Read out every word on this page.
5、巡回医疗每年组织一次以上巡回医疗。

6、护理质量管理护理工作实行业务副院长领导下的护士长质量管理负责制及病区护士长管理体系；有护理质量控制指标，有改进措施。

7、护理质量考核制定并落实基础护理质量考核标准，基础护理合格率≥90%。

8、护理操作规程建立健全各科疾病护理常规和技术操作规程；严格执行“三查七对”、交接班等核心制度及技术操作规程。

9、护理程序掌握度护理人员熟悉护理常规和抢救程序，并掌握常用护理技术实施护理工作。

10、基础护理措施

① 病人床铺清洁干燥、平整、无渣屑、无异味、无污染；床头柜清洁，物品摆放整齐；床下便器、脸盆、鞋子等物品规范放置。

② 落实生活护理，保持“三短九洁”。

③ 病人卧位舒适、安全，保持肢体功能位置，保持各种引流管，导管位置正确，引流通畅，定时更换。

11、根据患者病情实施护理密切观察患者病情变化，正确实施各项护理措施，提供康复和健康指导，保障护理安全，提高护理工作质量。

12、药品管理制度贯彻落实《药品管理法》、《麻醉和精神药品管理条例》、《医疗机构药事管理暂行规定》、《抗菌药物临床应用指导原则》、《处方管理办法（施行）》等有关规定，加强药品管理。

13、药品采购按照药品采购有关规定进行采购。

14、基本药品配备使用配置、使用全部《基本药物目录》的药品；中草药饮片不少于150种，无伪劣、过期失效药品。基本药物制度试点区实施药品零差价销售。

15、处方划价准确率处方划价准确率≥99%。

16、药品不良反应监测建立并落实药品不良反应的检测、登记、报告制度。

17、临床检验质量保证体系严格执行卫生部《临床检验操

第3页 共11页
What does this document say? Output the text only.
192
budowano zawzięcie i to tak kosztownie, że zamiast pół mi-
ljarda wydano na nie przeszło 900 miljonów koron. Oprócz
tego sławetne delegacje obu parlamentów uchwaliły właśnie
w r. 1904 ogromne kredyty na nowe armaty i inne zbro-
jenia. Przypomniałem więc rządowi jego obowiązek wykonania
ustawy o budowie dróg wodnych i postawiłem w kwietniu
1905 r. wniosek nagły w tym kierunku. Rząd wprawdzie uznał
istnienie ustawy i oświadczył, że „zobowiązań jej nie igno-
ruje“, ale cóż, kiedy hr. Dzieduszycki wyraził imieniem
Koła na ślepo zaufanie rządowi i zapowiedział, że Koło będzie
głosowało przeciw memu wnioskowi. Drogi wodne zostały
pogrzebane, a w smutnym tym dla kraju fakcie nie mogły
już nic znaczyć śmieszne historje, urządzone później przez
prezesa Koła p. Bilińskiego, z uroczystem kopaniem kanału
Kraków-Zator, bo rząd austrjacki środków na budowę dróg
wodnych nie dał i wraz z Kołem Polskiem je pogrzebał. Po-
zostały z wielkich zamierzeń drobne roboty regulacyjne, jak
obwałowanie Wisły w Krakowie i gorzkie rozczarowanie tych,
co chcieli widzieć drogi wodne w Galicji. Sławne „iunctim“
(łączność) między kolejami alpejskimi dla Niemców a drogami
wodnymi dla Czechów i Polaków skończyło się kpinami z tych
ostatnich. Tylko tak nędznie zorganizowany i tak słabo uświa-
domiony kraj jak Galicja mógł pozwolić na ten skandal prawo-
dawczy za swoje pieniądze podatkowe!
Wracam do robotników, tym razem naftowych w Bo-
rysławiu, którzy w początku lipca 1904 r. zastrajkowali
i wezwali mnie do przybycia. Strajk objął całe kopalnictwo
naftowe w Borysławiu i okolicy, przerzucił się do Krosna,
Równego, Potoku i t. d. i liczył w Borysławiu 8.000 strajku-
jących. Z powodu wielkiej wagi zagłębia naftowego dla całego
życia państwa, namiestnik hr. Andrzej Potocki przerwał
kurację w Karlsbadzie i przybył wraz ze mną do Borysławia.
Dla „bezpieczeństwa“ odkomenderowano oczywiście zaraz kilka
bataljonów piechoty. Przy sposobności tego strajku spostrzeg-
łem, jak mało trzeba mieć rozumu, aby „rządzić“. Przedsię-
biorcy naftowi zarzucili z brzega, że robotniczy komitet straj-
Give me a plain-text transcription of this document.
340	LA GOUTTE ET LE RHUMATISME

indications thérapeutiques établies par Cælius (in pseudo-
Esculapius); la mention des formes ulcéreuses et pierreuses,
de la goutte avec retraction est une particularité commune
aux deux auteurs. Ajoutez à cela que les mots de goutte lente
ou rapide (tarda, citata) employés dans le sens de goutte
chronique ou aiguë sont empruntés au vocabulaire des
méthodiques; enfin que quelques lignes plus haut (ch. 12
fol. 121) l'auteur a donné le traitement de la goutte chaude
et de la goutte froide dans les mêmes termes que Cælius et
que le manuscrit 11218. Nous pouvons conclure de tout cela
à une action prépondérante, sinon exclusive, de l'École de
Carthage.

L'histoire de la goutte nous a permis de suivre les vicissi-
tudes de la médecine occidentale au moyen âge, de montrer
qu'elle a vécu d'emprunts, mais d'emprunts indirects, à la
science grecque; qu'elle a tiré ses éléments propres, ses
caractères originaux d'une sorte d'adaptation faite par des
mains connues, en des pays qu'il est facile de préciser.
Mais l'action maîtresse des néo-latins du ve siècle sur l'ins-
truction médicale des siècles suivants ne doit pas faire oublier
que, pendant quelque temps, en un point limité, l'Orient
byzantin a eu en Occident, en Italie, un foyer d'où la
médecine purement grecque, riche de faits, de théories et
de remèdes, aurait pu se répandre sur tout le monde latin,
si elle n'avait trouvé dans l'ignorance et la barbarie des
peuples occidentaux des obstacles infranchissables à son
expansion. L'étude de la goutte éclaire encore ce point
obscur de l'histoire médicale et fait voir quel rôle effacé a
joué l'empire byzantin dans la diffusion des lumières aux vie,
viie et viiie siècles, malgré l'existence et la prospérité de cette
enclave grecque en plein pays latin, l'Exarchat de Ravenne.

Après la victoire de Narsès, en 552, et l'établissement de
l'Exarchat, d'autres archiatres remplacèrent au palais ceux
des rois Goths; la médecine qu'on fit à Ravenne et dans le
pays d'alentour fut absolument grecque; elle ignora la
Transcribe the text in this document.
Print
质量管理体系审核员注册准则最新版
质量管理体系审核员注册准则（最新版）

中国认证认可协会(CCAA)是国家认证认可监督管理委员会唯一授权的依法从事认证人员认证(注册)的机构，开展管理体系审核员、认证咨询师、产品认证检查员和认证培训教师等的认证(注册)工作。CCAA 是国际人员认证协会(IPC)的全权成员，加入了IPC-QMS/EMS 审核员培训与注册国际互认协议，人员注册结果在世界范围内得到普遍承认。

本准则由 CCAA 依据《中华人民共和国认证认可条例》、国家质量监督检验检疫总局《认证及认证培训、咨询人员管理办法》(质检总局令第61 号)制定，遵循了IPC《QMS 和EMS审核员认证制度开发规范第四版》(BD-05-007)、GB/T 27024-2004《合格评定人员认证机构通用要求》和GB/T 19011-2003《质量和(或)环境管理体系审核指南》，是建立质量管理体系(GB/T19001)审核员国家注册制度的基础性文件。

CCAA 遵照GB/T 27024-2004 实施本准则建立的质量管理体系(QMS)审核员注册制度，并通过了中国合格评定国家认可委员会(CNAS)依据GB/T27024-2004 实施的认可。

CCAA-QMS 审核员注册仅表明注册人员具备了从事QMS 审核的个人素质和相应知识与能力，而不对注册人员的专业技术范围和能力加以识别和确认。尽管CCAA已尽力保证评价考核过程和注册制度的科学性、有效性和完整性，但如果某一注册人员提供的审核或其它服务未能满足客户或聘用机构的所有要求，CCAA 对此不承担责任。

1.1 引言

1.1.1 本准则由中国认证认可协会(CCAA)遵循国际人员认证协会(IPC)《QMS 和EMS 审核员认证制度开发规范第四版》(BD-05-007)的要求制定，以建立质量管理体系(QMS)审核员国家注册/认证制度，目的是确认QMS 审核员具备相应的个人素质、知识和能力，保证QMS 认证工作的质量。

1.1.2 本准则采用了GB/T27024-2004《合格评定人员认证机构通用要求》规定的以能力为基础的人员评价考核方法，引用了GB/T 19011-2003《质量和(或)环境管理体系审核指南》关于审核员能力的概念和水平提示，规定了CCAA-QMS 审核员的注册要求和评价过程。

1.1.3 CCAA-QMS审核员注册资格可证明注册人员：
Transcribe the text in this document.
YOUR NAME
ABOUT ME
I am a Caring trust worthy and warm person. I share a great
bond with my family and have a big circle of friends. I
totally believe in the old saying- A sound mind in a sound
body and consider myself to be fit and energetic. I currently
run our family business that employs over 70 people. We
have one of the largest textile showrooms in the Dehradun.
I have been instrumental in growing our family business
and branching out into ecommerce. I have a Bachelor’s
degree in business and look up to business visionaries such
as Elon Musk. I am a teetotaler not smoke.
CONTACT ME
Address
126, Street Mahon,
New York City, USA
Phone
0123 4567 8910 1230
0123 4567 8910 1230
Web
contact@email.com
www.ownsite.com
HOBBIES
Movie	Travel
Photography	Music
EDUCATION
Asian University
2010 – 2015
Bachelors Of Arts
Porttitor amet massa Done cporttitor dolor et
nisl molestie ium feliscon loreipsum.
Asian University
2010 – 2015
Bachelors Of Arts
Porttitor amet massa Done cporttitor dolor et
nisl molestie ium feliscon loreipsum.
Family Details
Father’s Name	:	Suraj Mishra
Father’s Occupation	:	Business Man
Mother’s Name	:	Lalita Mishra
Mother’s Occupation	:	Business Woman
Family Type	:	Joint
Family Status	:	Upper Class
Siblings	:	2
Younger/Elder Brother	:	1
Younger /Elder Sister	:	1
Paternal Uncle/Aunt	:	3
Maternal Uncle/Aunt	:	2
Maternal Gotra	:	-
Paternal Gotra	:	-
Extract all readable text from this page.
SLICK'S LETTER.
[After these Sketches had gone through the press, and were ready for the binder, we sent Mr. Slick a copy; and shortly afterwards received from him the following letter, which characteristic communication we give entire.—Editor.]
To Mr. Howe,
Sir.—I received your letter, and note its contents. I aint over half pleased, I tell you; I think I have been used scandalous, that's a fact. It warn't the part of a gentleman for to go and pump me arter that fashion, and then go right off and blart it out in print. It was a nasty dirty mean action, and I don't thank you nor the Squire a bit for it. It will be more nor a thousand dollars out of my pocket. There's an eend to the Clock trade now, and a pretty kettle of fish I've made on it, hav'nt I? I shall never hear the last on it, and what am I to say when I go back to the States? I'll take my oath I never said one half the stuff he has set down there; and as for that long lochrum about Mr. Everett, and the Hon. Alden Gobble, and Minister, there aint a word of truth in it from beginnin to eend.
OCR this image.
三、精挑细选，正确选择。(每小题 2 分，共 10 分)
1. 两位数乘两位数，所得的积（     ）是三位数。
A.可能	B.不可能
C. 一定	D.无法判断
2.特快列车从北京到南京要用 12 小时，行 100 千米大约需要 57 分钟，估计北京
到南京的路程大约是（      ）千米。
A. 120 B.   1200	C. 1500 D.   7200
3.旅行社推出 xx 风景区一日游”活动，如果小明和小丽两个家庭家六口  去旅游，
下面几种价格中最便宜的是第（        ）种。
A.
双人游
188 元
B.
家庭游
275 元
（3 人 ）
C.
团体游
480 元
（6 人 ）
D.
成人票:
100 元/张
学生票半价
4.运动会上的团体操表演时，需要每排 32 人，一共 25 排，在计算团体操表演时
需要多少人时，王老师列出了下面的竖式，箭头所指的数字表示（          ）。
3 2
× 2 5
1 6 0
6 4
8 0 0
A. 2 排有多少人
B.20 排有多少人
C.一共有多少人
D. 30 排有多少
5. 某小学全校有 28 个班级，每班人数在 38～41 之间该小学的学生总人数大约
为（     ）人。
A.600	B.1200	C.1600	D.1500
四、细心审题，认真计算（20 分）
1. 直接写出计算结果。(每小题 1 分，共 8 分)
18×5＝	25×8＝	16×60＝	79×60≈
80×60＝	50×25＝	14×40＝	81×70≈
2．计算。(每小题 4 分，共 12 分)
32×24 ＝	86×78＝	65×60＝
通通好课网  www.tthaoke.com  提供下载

DIRECTIONS FOR THIS TASK
Whenever "pays" turns up in a line, pick that line out.

TASK RESPONSE
mains connues, en des pays qu'il est facile de préciser.
enclave grecque en plein pays latin, l'Exarchat de Ravenne.
pays d'alentour fut absolument grecque; elle ignora la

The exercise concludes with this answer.